** START OF Listing **
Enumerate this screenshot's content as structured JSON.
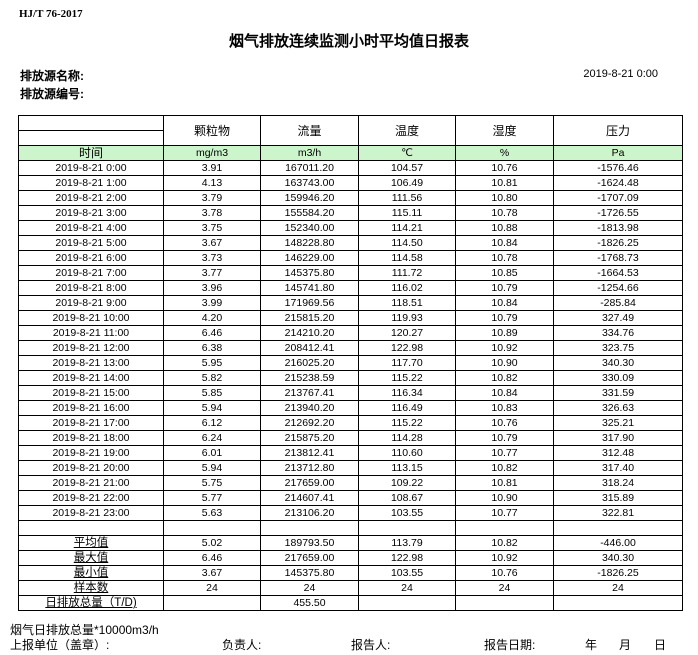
{
  "header": {
    "standard": "HJ/T  76-2017",
    "title": "烟气排放连续监测小时平均值日报表",
    "source_name_label": "排放源名称:",
    "source_code_label": "排放源编号:",
    "report_datetime": "2019-8-21  0:00"
  },
  "table": {
    "columns": [
      "颗粒物",
      "流量",
      "温度",
      "湿度",
      "压力"
    ],
    "time_label": "时间",
    "units": [
      "mg/m3",
      "m3/h",
      "℃",
      "%",
      "Pa"
    ],
    "rows": [
      [
        "2019-8-21  0:00",
        "3.91",
        "167011.20",
        "104.57",
        "10.76",
        "-1576.46"
      ],
      [
        "2019-8-21  1:00",
        "4.13",
        "163743.00",
        "106.49",
        "10.81",
        "-1624.48"
      ],
      [
        "2019-8-21  2:00",
        "3.79",
        "159946.20",
        "111.56",
        "10.80",
        "-1707.09"
      ],
      [
        "2019-8-21  3:00",
        "3.78",
        "155584.20",
        "115.11",
        "10.78",
        "-1726.55"
      ],
      [
        "2019-8-21  4:00",
        "3.75",
        "152340.00",
        "114.21",
        "10.88",
        "-1813.98"
      ],
      [
        "2019-8-21  5:00",
        "3.67",
        "148228.80",
        "114.50",
        "10.84",
        "-1826.25"
      ],
      [
        "2019-8-21  6:00",
        "3.73",
        "146229.00",
        "114.58",
        "10.78",
        "-1768.73"
      ],
      [
        "2019-8-21  7:00",
        "3.77",
        "145375.80",
        "111.72",
        "10.85",
        "-1664.53"
      ],
      [
        "2019-8-21  8:00",
        "3.96",
        "145741.80",
        "116.02",
        "10.79",
        "-1254.66"
      ],
      [
        "2019-8-21  9:00",
        "3.99",
        "171969.56",
        "118.51",
        "10.84",
        "-285.84"
      ],
      [
        "2019-8-21  10:00",
        "4.20",
        "215815.20",
        "119.93",
        "10.79",
        "327.49"
      ],
      [
        "2019-8-21  11:00",
        "6.46",
        "214210.20",
        "120.27",
        "10.89",
        "334.76"
      ],
      [
        "2019-8-21  12:00",
        "6.38",
        "208412.41",
        "122.98",
        "10.92",
        "323.75"
      ],
      [
        "2019-8-21  13:00",
        "5.95",
        "216025.20",
        "117.70",
        "10.90",
        "340.30"
      ],
      [
        "2019-8-21  14:00",
        "5.82",
        "215238.59",
        "115.22",
        "10.82",
        "330.09"
      ],
      [
        "2019-8-21  15:00",
        "5.85",
        "213767.41",
        "116.34",
        "10.84",
        "331.59"
      ],
      [
        "2019-8-21  16:00",
        "5.94",
        "213940.20",
        "116.49",
        "10.83",
        "326.63"
      ],
      [
        "2019-8-21  17:00",
        "6.12",
        "212692.20",
        "115.22",
        "10.76",
        "325.21"
      ],
      [
        "2019-8-21  18:00",
        "6.24",
        "215875.20",
        "114.28",
        "10.79",
        "317.90"
      ],
      [
        "2019-8-21  19:00",
        "6.01",
        "213812.41",
        "110.60",
        "10.77",
        "312.48"
      ],
      [
        "2019-8-21  20:00",
        "5.94",
        "213712.80",
        "113.15",
        "10.82",
        "317.40"
      ],
      [
        "2019-8-21  21:00",
        "5.75",
        "217659.00",
        "109.22",
        "10.81",
        "318.24"
      ],
      [
        "2019-8-21  22:00",
        "5.77",
        "214607.41",
        "108.67",
        "10.90",
        "315.89"
      ],
      [
        "2019-8-21  23:00",
        "5.63",
        "213106.20",
        "103.55",
        "10.77",
        "322.81"
      ]
    ],
    "summary": [
      [
        "平均值",
        "5.02",
        "189793.50",
        "113.79",
        "10.82",
        "-446.00"
      ],
      [
        "最大值",
        "6.46",
        "217659.00",
        "122.98",
        "10.92",
        "340.30"
      ],
      [
        "最小值",
        "3.67",
        "145375.80",
        "103.55",
        "10.76",
        "-1826.25"
      ],
      [
        "样本数",
        "24",
        "24",
        "24",
        "24",
        "24"
      ]
    ],
    "daily_total": [
      "日排放总量（T/D)",
      "",
      "455.50",
      "",
      "",
      ""
    ]
  },
  "footer": {
    "note": "烟气日排放总量*10000m3/h",
    "unit_label": "上报单位（盖章）:",
    "responsible_label": "负责人:",
    "reporter_label": "报告人:",
    "report_date_label": "报告日期:",
    "year": "年",
    "month": "月",
    "day": "日"
  }
}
** END OF Listing **
**Task prompt**:
Quote the material in full and exactly; do not carry over its pictures.

**Task response**:
Enumerate this screenshot's content as structured JSON.
{
  "header": {
    "standard": "HJ/T  76-2017",
    "title": "烟气排放连续监测小时平均值日报表",
    "source_name_label": "排放源名称:",
    "source_code_label": "排放源编号:",
    "report_datetime": "2019-8-21  0:00"
  },
  "table": {
    "columns": [
      "颗粒物",
      "流量",
      "温度",
      "湿度",
      "压力"
    ],
    "time_label": "时间",
    "units": [
      "mg/m3",
      "m3/h",
      "℃",
      "%",
      "Pa"
    ],
    "rows": [
      [
        "2019-8-21  0:00",
        "3.91",
        "167011.20",
        "104.57",
        "10.76",
        "-1576.46"
      ],
      [
        "2019-8-21  1:00",
        "4.13",
        "163743.00",
        "106.49",
        "10.81",
        "-1624.48"
      ],
      [
        "2019-8-21  2:00",
        "3.79",
        "159946.20",
        "111.56",
        "10.80",
        "-1707.09"
      ],
      [
        "2019-8-21  3:00",
        "3.78",
        "155584.20",
        "115.11",
        "10.78",
        "-1726.55"
      ],
      [
        "2019-8-21  4:00",
        "3.75",
        "152340.00",
        "114.21",
        "10.88",
        "-1813.98"
      ],
      [
        "2019-8-21  5:00",
        "3.67",
        "148228.80",
        "114.50",
        "10.84",
        "-1826.25"
      ],
      [
        "2019-8-21  6:00",
        "3.73",
        "146229.00",
        "114.58",
        "10.78",
        "-1768.73"
      ],
      [
        "2019-8-21  7:00",
        "3.77",
        "145375.80",
        "111.72",
        "10.85",
        "-1664.53"
      ],
      [
        "2019-8-21  8:00",
        "3.96",
        "145741.80",
        "116.02",
        "10.79",
        "-1254.66"
      ],
      [
        "2019-8-21  9:00",
        "3.99",
        "171969.56",
        "118.51",
        "10.84",
        "-285.84"
      ],
      [
        "2019-8-21  10:00",
        "4.20",
        "215815.20",
        "119.93",
        "10.79",
        "327.49"
      ],
      [
        "2019-8-21  11:00",
        "6.46",
        "214210.20",
        "120.27",
        "10.89",
        "334.76"
      ],
      [
        "2019-8-21  12:00",
        "6.38",
        "208412.41",
        "122.98",
        "10.92",
        "323.75"
      ],
      [
        "2019-8-21  13:00",
        "5.95",
        "216025.20",
        "117.70",
        "10.90",
        "340.30"
      ],
      [
        "2019-8-21  14:00",
        "5.82",
        "215238.59",
        "115.22",
        "10.82",
        "330.09"
      ],
      [
        "2019-8-21  15:00",
        "5.85",
        "213767.41",
        "116.34",
        "10.84",
        "331.59"
      ],
      [
        "2019-8-21  16:00",
        "5.94",
        "213940.20",
        "116.49",
        "10.83",
        "326.63"
      ],
      [
        "2019-8-21  17:00",
        "6.12",
        "212692.20",
        "115.22",
        "10.76",
        "325.21"
      ],
      [
        "2019-8-21  18:00",
        "6.24",
        "215875.20",
        "114.28",
        "10.79",
        "317.90"
      ],
      [
        "2019-8-21  19:00",
        "6.01",
        "213812.41",
        "110.60",
        "10.77",
        "312.48"
      ],
      [
        "2019-8-21  20:00",
        "5.94",
        "213712.80",
        "113.15",
        "10.82",
        "317.40"
      ],
      [
        "2019-8-21  21:00",
        "5.75",
        "217659.00",
        "109.22",
        "10.81",
        "318.24"
      ],
      [
        "2019-8-21  22:00",
        "5.77",
        "214607.41",
        "108.67",
        "10.90",
        "315.89"
      ],
      [
        "2019-8-21  23:00",
        "5.63",
        "213106.20",
        "103.55",
        "10.77",
        "322.81"
      ]
    ],
    "summary": [
      [
        "平均值",
        "5.02",
        "189793.50",
        "113.79",
        "10.82",
        "-446.00"
      ],
      [
        "最大值",
        "6.46",
        "217659.00",
        "122.98",
        "10.92",
        "340.30"
      ],
      [
        "最小值",
        "3.67",
        "145375.80",
        "103.55",
        "10.76",
        "-1826.25"
      ],
      [
        "样本数",
        "24",
        "24",
        "24",
        "24",
        "24"
      ]
    ],
    "daily_total": [
      "日排放总量（T/D)",
      "",
      "455.50",
      "",
      "",
      ""
    ]
  },
  "footer": {
    "note": "烟气日排放总量*10000m3/h",
    "unit_label": "上报单位（盖章）:",
    "responsible_label": "负责人:",
    "reporter_label": "报告人:",
    "report_date_label": "报告日期:",
    "year": "年",
    "month": "月",
    "day": "日"
  }
}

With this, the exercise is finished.